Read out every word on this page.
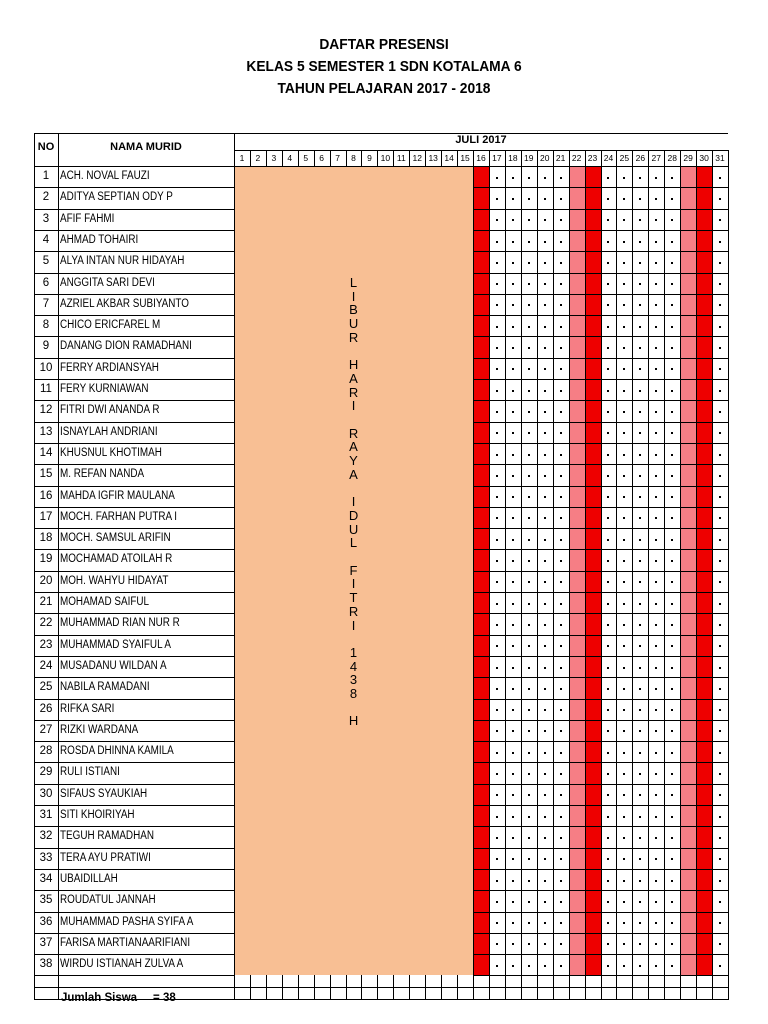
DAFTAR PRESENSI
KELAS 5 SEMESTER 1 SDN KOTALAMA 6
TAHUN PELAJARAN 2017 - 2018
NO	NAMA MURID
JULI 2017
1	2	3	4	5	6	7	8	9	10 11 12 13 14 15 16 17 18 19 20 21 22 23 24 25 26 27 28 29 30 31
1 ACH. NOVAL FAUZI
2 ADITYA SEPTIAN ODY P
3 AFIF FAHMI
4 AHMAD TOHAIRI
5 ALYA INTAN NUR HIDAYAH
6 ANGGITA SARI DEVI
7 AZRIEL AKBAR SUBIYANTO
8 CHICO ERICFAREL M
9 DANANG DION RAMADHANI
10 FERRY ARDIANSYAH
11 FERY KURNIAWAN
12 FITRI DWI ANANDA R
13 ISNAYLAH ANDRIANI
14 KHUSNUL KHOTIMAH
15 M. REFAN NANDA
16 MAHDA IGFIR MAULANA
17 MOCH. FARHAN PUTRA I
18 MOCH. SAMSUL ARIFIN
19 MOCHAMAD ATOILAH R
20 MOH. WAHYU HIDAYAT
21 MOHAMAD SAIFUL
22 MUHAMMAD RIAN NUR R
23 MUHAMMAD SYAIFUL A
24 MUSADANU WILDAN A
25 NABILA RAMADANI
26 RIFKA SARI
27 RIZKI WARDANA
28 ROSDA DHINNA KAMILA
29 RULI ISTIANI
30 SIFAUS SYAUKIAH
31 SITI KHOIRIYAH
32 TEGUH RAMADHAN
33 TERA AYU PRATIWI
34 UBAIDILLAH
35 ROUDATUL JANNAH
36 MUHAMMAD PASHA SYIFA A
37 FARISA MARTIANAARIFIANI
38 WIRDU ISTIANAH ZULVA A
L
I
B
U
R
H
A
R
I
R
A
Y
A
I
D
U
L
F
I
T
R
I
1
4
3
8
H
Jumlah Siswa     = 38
========================================
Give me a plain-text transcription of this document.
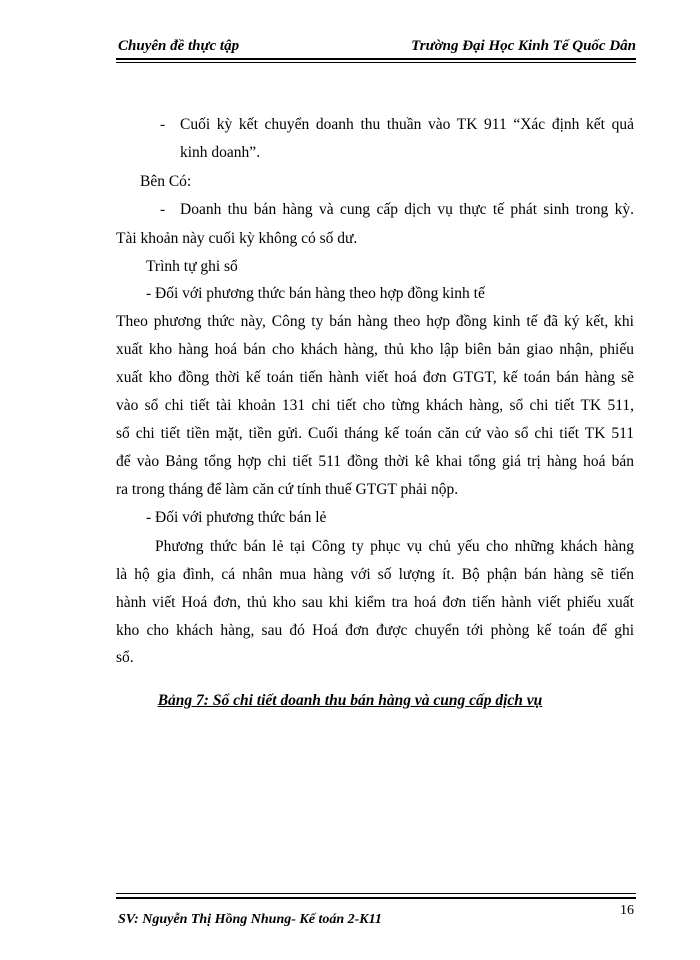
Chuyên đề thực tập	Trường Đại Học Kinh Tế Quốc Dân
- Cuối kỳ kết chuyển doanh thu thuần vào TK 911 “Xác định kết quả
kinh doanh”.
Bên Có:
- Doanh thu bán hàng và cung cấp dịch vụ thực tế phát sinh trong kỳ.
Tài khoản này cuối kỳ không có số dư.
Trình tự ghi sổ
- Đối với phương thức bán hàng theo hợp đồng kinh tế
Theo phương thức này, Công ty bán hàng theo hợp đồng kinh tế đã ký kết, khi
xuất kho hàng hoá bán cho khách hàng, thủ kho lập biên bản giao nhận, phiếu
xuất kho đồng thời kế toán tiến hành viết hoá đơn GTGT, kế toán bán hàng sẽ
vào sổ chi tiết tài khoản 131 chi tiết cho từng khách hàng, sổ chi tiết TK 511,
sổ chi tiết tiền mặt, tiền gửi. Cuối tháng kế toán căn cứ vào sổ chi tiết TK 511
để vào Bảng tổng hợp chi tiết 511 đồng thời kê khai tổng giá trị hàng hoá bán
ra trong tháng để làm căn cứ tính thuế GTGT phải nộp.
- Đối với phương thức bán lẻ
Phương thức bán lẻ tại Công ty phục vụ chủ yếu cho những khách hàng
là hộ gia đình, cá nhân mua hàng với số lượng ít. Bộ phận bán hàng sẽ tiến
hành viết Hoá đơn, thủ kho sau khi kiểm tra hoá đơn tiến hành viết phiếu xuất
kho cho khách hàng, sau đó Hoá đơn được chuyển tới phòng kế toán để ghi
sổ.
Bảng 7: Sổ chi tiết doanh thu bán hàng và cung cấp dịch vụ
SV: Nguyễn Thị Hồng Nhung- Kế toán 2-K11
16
========================================
Copy each line from the data above that includes "thời".

xuất kho đồng thời kế toán tiến hành viết hoá đơn GTGT, kế toán bán hàng sẽ
để vào Bảng tổng hợp chi tiết 511 đồng thời kê khai tổng giá trị hàng hoá bán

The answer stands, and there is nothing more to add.